### Exercise aim
Repeat the entire listing exactly as written.

(Stored data)

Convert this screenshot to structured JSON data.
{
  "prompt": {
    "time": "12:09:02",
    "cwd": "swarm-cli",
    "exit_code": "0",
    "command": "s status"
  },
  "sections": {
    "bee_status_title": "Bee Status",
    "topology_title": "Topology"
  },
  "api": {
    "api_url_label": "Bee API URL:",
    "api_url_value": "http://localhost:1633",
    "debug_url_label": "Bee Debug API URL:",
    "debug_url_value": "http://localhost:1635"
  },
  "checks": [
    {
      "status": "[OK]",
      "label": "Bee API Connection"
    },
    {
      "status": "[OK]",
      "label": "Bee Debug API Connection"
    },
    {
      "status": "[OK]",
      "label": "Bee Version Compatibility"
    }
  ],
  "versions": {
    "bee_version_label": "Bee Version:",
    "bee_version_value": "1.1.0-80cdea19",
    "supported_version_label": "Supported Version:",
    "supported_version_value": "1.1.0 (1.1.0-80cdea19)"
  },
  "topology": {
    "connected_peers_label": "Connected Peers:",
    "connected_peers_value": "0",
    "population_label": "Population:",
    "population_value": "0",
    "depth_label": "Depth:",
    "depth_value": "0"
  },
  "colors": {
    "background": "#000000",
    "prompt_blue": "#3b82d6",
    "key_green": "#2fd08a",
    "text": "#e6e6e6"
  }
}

### Result
Convert this screenshot to structured JSON data.
{
  "prompt": {
    "time": "12:09:02",
    "cwd": "swarm-cli",
    "exit_code": "0",
    "command": "s status"
  },
  "sections": {
    "bee_status_title": "Bee Status",
    "topology_title": "Topology"
  },
  "api": {
    "api_url_label": "Bee API URL:",
    "api_url_value": "http://localhost:1633",
    "debug_url_label": "Bee Debug API URL:",
    "debug_url_value": "http://localhost:1635"
  },
  "checks": [
    {
      "status": "[OK]",
      "label": "Bee API Connection"
    },
    {
      "status": "[OK]",
      "label": "Bee Debug API Connection"
    },
    {
      "status": "[OK]",
      "label": "Bee Version Compatibility"
    }
  ],
  "versions": {
    "bee_version_label": "Bee Version:",
    "bee_version_value": "1.1.0-80cdea19",
    "supported_version_label": "Supported Version:",
    "supported_version_value": "1.1.0 (1.1.0-80cdea19)"
  },
  "topology": {
    "connected_peers_label": "Connected Peers:",
    "connected_peers_value": "0",
    "population_label": "Population:",
    "population_value": "0",
    "depth_label": "Depth:",
    "depth_value": "0"
  },
  "colors": {
    "background": "#000000",
    "prompt_blue": "#3b82d6",
    "key_green": "#2fd08a",
    "text": "#e6e6e6"
  }
}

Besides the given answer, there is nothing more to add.